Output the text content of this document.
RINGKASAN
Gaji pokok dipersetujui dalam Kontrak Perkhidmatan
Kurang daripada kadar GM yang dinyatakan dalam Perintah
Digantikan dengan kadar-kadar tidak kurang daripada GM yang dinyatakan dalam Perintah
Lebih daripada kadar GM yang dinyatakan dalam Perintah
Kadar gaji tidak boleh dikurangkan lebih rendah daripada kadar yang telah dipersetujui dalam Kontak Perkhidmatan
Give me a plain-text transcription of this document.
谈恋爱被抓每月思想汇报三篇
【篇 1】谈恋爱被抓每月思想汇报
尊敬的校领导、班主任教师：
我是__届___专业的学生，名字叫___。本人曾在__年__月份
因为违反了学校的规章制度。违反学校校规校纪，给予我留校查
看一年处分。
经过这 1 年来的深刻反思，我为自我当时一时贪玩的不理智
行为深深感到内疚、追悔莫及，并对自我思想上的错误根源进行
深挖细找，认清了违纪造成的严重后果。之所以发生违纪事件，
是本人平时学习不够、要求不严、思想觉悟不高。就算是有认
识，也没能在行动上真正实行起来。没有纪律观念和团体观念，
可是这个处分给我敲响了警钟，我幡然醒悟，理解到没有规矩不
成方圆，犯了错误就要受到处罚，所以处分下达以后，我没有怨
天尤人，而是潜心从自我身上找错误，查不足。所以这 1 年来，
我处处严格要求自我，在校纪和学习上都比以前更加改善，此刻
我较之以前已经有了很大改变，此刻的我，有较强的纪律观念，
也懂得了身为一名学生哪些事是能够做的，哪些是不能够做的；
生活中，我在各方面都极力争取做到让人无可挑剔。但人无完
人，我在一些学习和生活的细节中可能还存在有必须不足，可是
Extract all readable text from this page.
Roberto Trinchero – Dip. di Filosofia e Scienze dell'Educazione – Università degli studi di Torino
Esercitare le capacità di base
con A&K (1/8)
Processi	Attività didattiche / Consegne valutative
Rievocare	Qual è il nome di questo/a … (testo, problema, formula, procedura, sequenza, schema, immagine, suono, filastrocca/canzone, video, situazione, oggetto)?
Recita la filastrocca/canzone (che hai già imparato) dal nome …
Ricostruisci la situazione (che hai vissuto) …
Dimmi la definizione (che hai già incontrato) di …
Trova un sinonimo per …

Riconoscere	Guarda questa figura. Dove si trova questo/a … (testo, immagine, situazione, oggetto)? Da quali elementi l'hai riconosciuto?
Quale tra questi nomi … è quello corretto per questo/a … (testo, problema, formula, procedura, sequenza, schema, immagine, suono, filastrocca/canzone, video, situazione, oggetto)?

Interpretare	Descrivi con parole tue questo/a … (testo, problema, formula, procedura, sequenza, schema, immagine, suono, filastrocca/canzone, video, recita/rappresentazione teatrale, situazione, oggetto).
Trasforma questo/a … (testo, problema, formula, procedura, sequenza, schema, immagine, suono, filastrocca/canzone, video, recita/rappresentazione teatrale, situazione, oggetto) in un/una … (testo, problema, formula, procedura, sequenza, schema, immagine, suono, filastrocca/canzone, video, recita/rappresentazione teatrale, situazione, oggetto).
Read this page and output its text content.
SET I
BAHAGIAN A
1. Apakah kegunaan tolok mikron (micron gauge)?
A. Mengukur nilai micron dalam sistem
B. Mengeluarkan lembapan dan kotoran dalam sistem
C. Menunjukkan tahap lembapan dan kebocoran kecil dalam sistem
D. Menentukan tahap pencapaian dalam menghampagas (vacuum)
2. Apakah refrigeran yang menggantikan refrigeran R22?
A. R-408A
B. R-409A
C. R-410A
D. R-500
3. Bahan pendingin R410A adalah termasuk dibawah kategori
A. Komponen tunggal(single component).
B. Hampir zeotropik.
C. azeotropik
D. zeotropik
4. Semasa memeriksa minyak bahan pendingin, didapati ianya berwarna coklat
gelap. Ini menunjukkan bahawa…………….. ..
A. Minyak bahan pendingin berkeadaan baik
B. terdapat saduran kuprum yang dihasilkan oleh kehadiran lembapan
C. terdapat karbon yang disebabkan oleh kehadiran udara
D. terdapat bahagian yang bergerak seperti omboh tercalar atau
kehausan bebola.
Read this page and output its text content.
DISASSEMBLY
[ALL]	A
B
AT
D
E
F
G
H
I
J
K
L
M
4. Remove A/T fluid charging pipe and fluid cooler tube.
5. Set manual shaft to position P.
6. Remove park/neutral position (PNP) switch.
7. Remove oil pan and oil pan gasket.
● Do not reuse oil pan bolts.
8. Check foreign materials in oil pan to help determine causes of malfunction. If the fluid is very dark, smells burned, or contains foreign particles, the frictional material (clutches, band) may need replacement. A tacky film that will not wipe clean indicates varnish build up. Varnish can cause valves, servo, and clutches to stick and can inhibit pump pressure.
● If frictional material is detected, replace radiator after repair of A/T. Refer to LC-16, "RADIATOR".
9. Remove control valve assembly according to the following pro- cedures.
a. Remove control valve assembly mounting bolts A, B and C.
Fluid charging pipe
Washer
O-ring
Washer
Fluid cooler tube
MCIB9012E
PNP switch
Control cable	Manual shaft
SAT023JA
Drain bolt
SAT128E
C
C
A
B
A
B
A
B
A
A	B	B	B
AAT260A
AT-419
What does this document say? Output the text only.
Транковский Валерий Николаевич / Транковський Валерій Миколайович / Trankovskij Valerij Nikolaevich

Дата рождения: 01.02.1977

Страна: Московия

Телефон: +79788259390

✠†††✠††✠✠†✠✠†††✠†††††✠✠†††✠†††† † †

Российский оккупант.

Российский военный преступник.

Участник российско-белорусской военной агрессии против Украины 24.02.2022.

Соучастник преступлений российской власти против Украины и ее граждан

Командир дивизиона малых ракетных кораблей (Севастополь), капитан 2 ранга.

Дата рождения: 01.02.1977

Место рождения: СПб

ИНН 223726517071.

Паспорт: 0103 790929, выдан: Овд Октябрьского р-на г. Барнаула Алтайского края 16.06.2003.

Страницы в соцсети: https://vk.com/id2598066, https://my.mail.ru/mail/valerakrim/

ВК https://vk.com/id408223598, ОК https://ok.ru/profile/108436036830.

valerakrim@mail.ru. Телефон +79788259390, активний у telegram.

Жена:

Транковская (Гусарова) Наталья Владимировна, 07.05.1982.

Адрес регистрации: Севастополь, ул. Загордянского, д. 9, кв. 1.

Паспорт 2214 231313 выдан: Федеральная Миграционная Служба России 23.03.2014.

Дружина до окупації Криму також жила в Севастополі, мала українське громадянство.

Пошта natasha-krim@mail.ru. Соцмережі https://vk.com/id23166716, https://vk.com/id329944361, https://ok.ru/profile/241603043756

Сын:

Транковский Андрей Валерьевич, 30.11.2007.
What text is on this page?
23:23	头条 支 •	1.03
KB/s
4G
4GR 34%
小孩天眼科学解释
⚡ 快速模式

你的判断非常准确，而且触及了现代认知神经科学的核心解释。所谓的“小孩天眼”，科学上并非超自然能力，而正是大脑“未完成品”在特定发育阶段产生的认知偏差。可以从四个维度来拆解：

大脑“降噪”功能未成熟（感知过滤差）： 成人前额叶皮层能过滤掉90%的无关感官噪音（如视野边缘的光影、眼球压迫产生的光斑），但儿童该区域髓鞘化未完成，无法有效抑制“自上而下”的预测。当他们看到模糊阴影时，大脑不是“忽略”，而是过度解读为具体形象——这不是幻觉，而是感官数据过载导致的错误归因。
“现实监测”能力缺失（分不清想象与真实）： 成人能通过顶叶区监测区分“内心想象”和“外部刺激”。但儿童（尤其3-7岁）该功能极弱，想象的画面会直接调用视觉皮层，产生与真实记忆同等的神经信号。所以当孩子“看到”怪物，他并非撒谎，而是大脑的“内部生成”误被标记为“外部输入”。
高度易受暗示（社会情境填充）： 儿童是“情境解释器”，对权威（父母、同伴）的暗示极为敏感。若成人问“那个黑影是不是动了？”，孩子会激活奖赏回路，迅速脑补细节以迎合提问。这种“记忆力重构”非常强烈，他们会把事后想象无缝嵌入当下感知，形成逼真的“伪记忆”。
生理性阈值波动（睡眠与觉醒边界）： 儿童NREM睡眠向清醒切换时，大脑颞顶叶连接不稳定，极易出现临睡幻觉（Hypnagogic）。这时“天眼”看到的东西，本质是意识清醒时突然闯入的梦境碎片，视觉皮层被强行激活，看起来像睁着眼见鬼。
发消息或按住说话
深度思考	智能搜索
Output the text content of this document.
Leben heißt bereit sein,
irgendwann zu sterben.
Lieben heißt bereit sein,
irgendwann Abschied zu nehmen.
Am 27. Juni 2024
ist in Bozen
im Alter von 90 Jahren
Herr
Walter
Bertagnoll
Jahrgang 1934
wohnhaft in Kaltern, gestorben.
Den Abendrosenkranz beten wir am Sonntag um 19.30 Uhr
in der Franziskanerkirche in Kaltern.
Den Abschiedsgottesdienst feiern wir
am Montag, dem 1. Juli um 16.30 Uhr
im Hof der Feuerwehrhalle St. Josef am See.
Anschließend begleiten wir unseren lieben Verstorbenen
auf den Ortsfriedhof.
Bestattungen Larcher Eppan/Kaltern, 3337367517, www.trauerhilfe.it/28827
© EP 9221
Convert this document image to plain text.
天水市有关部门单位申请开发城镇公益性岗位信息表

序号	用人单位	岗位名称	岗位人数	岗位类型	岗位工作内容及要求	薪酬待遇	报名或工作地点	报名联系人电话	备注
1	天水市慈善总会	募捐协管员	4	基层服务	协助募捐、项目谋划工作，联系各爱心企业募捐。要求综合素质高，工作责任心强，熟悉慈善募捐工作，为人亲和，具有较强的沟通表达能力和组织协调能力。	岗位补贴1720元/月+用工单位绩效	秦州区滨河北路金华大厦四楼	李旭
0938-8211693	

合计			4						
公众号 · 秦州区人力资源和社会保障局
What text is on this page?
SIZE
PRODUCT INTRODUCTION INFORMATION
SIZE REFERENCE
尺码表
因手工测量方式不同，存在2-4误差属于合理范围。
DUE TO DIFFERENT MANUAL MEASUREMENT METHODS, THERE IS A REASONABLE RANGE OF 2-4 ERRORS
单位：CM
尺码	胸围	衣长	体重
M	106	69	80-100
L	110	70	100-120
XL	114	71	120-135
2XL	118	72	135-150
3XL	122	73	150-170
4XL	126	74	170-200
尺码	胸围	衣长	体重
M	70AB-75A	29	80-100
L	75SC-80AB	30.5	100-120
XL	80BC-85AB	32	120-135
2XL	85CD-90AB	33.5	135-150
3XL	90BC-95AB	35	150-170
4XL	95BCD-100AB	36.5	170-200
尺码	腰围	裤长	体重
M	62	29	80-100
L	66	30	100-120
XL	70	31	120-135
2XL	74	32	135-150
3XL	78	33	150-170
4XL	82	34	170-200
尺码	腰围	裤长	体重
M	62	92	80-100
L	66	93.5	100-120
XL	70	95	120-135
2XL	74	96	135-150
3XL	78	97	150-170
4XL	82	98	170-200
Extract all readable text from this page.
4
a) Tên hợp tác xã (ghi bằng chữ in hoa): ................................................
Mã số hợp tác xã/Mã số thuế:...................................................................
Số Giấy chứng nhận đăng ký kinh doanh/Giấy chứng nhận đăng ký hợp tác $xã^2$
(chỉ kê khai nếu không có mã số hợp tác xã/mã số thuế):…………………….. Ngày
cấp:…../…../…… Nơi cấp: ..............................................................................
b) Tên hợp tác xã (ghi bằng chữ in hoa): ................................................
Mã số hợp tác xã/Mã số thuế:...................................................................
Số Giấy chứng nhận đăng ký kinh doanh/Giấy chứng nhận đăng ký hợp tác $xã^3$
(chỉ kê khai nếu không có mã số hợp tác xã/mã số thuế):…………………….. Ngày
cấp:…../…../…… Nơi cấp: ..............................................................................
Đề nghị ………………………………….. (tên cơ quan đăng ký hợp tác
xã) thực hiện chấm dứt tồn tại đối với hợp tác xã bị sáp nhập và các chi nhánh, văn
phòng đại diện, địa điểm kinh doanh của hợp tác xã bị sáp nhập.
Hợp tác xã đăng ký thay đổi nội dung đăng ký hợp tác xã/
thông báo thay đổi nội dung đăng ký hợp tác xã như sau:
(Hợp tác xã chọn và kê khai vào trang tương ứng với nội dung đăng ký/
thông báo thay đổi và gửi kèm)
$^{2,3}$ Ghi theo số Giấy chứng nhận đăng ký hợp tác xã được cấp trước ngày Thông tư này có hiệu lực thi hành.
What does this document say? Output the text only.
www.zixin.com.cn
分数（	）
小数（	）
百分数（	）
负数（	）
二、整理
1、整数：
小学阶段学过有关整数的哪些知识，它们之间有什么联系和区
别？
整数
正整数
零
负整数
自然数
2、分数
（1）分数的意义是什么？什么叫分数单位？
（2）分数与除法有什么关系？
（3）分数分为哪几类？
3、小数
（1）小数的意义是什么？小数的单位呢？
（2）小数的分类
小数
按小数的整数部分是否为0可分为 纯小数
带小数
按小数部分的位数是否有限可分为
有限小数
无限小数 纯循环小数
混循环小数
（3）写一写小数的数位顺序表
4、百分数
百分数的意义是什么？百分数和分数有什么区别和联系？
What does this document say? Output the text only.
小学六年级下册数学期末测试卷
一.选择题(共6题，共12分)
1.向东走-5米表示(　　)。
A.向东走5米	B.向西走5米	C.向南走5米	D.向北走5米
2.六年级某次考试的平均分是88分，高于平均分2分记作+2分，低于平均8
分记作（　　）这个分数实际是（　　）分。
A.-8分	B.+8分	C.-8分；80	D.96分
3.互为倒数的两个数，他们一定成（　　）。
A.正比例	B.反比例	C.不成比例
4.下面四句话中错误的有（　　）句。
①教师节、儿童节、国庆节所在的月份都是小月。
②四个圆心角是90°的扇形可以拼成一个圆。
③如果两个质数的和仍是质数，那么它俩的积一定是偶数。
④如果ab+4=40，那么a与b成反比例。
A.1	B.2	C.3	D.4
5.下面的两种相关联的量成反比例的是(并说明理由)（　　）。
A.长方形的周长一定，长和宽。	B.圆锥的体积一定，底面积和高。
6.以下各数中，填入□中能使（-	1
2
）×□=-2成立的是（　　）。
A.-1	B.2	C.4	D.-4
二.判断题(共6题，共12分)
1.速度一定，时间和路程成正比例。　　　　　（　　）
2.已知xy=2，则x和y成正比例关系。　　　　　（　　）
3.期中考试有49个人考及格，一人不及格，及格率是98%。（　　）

= Aim =
Return all lines containing "heißt".

= Solution =
Leben heißt bereit sein,
Lieben heißt bereit sein,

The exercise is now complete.